◆ What is needed
Give the count of lines containing the string "amplitude", with no other output.
------------------------------------
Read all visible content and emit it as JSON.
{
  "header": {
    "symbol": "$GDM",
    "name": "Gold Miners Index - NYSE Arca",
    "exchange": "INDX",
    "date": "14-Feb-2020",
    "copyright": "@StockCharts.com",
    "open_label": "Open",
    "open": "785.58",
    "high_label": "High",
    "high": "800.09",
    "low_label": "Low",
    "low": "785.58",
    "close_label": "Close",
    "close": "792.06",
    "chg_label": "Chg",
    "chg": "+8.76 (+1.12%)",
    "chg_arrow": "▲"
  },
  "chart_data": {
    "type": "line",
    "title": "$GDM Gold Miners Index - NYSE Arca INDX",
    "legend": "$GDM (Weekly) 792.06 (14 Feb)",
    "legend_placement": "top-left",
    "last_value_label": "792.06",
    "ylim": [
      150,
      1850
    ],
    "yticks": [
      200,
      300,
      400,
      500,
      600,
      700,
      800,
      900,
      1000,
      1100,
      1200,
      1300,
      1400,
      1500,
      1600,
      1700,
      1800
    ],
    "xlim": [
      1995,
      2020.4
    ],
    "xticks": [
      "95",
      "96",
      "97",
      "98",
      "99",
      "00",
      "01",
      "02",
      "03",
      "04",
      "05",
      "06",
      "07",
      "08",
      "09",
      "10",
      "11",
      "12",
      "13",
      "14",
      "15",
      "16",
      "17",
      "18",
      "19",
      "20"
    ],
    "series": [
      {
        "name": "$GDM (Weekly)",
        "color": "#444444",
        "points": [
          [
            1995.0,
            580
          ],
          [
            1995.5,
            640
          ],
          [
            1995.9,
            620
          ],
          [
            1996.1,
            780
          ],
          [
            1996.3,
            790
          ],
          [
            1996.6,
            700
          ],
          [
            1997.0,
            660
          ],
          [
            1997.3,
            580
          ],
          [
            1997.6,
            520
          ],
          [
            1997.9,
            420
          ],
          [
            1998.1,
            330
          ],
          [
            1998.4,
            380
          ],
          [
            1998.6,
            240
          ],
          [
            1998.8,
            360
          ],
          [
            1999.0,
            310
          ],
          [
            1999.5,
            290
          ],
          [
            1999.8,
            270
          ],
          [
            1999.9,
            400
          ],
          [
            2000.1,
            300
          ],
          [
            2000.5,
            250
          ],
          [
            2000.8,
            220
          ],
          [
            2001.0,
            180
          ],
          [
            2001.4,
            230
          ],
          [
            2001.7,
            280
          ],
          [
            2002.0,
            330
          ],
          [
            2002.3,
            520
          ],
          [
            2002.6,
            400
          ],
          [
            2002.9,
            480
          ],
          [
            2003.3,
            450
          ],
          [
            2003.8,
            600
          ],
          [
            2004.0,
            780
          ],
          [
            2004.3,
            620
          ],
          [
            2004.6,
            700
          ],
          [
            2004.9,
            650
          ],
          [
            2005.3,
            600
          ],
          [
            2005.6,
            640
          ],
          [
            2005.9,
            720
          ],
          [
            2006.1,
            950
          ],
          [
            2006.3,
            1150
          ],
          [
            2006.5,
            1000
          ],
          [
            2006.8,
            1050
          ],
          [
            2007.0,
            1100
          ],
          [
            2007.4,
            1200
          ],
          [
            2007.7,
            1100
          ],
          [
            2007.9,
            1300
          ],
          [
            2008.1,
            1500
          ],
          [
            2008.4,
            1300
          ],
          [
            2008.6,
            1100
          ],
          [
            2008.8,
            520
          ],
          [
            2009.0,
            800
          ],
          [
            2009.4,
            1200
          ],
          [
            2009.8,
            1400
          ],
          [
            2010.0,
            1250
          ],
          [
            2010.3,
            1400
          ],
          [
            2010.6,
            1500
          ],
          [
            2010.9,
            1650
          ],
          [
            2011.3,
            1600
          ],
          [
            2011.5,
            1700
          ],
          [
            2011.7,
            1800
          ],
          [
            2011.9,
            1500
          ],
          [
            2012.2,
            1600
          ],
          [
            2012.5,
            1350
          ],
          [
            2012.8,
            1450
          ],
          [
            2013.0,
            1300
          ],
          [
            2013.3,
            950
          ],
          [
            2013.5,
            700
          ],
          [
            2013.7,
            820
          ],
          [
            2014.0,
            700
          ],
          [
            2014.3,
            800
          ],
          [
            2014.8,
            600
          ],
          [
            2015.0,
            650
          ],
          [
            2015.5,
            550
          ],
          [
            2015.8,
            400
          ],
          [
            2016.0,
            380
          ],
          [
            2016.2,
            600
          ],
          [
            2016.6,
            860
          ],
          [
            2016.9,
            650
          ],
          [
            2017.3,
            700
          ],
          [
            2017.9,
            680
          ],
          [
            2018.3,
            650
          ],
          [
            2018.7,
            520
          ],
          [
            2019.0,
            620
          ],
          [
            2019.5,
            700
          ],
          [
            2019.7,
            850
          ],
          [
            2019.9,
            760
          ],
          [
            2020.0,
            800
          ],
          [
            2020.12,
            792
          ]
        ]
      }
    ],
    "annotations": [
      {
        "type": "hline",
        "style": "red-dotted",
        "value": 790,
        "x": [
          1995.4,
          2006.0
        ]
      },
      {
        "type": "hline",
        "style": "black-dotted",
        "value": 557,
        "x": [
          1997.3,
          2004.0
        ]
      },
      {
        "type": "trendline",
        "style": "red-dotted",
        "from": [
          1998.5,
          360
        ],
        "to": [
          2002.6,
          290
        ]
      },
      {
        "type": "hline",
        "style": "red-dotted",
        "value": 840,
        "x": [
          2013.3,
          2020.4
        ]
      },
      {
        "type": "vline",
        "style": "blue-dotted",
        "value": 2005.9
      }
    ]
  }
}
------------------------------------
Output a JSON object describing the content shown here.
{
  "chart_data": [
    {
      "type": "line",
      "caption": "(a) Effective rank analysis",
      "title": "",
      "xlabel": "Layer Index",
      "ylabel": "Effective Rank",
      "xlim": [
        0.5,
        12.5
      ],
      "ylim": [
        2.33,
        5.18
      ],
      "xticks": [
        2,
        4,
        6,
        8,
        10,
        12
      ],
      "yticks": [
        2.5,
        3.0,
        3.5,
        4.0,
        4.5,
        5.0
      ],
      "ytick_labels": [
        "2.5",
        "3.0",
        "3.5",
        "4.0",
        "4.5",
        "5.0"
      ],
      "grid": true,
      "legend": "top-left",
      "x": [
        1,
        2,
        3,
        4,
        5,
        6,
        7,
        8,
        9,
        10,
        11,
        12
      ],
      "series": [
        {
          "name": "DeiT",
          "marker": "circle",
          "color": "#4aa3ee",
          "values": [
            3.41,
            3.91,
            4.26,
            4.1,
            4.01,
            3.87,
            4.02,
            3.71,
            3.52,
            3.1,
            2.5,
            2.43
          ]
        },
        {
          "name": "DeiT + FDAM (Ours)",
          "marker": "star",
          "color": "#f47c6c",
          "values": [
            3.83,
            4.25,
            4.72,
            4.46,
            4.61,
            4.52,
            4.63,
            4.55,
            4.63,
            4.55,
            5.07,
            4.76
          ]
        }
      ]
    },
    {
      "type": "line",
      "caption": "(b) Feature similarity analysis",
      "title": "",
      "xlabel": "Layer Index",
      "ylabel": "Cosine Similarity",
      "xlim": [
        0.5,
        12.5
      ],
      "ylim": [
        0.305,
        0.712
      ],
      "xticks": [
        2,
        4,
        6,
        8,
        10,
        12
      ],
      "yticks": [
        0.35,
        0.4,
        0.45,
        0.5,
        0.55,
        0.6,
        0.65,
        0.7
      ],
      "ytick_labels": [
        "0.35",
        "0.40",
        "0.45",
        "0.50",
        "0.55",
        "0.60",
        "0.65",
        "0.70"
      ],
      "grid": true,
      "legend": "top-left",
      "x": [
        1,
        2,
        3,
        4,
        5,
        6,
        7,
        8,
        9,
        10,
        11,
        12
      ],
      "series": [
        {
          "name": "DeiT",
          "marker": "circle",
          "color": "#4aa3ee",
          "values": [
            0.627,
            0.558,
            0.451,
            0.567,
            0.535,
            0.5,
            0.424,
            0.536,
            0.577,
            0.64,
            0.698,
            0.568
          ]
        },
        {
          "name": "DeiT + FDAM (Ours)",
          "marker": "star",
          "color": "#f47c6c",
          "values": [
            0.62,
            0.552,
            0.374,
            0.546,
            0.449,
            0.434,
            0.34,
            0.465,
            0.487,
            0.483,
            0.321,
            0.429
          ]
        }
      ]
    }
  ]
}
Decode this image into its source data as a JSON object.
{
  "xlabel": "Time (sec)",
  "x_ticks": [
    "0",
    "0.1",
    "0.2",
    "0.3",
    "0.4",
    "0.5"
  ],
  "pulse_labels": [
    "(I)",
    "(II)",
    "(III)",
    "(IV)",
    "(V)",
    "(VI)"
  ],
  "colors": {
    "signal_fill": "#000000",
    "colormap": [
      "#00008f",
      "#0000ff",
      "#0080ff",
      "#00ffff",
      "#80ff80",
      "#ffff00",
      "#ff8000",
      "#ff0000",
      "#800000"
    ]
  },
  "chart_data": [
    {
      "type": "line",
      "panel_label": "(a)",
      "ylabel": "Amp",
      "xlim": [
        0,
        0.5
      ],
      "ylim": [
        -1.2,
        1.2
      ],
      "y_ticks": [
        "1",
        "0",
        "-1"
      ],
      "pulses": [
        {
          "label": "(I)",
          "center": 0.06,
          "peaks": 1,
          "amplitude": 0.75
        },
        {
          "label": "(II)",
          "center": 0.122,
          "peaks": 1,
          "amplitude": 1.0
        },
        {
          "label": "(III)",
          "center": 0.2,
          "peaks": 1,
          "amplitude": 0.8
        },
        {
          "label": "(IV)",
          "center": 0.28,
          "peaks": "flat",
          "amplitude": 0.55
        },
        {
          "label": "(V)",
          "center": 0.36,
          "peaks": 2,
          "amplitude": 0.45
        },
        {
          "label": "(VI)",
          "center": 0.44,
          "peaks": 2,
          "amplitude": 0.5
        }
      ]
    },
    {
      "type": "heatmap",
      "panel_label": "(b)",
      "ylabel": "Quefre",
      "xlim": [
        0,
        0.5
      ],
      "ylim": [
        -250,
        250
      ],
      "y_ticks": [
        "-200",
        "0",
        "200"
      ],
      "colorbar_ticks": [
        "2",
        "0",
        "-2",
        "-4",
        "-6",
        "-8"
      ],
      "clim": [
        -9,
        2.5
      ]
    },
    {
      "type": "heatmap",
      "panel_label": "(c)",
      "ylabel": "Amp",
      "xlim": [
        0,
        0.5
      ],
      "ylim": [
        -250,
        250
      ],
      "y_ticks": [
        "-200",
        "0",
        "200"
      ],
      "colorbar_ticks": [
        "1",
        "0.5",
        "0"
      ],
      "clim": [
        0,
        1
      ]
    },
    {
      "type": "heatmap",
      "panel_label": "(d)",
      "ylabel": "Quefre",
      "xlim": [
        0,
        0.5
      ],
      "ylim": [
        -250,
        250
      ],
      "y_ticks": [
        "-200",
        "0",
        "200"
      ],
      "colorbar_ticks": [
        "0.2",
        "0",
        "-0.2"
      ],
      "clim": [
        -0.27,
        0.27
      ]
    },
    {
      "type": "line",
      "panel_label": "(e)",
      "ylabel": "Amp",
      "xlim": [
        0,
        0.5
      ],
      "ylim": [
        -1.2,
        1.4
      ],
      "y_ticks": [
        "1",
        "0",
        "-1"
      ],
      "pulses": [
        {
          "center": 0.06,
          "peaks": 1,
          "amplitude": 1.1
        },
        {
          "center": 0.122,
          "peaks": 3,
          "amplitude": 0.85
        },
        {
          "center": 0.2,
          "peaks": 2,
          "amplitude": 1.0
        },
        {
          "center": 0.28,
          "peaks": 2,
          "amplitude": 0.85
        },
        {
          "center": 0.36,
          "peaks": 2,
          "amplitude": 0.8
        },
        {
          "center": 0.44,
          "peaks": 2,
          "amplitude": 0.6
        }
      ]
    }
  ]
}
------------------------------------
◆ In response
12